**Given request:** Every entry must be copied word for word.

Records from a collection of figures
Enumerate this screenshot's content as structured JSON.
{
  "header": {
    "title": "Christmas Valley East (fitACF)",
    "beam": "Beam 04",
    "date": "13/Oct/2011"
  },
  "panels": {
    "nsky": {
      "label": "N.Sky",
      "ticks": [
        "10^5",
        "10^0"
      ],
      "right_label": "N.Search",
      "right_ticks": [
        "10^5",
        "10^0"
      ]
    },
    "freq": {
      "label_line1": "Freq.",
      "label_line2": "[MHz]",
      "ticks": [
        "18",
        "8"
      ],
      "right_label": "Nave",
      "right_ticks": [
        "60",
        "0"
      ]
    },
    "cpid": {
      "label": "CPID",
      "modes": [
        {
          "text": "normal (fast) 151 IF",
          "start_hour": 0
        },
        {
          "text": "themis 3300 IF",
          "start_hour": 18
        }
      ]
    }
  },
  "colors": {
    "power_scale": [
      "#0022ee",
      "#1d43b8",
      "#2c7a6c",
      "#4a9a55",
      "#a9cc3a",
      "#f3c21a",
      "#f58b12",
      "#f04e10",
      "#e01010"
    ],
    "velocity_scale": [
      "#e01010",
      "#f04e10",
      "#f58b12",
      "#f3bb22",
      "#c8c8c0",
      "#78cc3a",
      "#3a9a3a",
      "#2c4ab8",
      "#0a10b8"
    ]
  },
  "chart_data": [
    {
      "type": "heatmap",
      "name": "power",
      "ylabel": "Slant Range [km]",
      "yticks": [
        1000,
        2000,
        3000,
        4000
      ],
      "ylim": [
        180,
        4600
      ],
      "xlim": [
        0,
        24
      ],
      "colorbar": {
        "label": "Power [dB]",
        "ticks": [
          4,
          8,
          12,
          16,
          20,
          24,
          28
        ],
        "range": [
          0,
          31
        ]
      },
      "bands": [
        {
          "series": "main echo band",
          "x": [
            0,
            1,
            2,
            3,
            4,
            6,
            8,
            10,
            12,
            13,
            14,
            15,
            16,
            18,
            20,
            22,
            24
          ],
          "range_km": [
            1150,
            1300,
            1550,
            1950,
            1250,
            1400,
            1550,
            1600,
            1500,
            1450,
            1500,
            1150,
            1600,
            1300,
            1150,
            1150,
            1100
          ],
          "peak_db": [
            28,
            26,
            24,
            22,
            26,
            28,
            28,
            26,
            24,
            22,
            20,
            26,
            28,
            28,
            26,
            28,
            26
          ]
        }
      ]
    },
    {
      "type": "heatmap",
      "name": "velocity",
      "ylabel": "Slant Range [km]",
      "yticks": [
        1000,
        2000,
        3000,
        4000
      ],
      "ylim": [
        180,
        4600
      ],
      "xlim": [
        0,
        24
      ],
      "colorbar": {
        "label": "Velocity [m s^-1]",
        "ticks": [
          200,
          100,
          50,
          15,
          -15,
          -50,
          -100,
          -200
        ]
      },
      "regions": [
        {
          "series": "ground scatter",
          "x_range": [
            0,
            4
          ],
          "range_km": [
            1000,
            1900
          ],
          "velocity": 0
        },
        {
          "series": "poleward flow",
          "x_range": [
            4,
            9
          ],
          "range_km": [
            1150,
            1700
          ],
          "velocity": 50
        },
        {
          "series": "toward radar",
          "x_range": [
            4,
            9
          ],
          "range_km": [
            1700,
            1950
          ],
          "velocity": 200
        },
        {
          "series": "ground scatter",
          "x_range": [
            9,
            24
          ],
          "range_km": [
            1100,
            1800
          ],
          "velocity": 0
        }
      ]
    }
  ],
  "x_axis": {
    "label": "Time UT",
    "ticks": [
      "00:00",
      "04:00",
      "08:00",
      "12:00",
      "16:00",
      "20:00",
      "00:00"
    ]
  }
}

**Response:**
Enumerate this screenshot's content as structured JSON.
{
  "header": {
    "title": "Christmas Valley East (fitACF)",
    "beam": "Beam 04",
    "date": "13/Oct/2011"
  },
  "panels": {
    "nsky": {
      "label": "N.Sky",
      "ticks": [
        "10^5",
        "10^0"
      ],
      "right_label": "N.Search",
      "right_ticks": [
        "10^5",
        "10^0"
      ]
    },
    "freq": {
      "label_line1": "Freq.",
      "label_line2": "[MHz]",
      "ticks": [
        "18",
        "8"
      ],
      "right_label": "Nave",
      "right_ticks": [
        "60",
        "0"
      ]
    },
    "cpid": {
      "label": "CPID",
      "modes": [
        {
          "text": "normal (fast) 151 IF",
          "start_hour": 0
        },
        {
          "text": "themis 3300 IF",
          "start_hour": 18
        }
      ]
    }
  },
  "colors": {
    "power_scale": [
      "#0022ee",
      "#1d43b8",
      "#2c7a6c",
      "#4a9a55",
      "#a9cc3a",
      "#f3c21a",
      "#f58b12",
      "#f04e10",
      "#e01010"
    ],
    "velocity_scale": [
      "#e01010",
      "#f04e10",
      "#f58b12",
      "#f3bb22",
      "#c8c8c0",
      "#78cc3a",
      "#3a9a3a",
      "#2c4ab8",
      "#0a10b8"
    ]
  },
  "chart_data": [
    {
      "type": "heatmap",
      "name": "power",
      "ylabel": "Slant Range [km]",
      "yticks": [
        1000,
        2000,
        3000,
        4000
      ],
      "ylim": [
        180,
        4600
      ],
      "xlim": [
        0,
        24
      ],
      "colorbar": {
        "label": "Power [dB]",
        "ticks": [
          4,
          8,
          12,
          16,
          20,
          24,
          28
        ],
        "range": [
          0,
          31
        ]
      },
      "bands": [
        {
          "series": "main echo band",
          "x": [
            0,
            1,
            2,
            3,
            4,
            6,
            8,
            10,
            12,
            13,
            14,
            15,
            16,
            18,
            20,
            22,
            24
          ],
          "range_km": [
            1150,
            1300,
            1550,
            1950,
            1250,
            1400,
            1550,
            1600,
            1500,
            1450,
            1500,
            1150,
            1600,
            1300,
            1150,
            1150,
            1100
          ],
          "peak_db": [
            28,
            26,
            24,
            22,
            26,
            28,
            28,
            26,
            24,
            22,
            20,
            26,
            28,
            28,
            26,
            28,
            26
          ]
        }
      ]
    },
    {
      "type": "heatmap",
      "name": "velocity",
      "ylabel": "Slant Range [km]",
      "yticks": [
        1000,
        2000,
        3000,
        4000
      ],
      "ylim": [
        180,
        4600
      ],
      "xlim": [
        0,
        24
      ],
      "colorbar": {
        "label": "Velocity [m s^-1]",
        "ticks": [
          200,
          100,
          50,
          15,
          -15,
          -50,
          -100,
          -200
        ]
      },
      "regions": [
        {
          "series": "ground scatter",
          "x_range": [
            0,
            4
          ],
          "range_km": [
            1000,
            1900
          ],
          "velocity": 0
        },
        {
          "series": "poleward flow",
          "x_range": [
            4,
            9
          ],
          "range_km": [
            1150,
            1700
          ],
          "velocity": 50
        },
        {
          "series": "toward radar",
          "x_range": [
            4,
            9
          ],
          "range_km": [
            1700,
            1950
          ],
          "velocity": 200
        },
        {
          "series": "ground scatter",
          "x_range": [
            9,
            24
          ],
          "range_km": [
            1100,
            1800
          ],
          "velocity": 0
        }
      ]
    }
  ],
  "x_axis": {
    "label": "Time UT",
    "ticks": [
      "00:00",
      "04:00",
      "08:00",
      "12:00",
      "16:00",
      "20:00",
      "00:00"
    ]
  }
}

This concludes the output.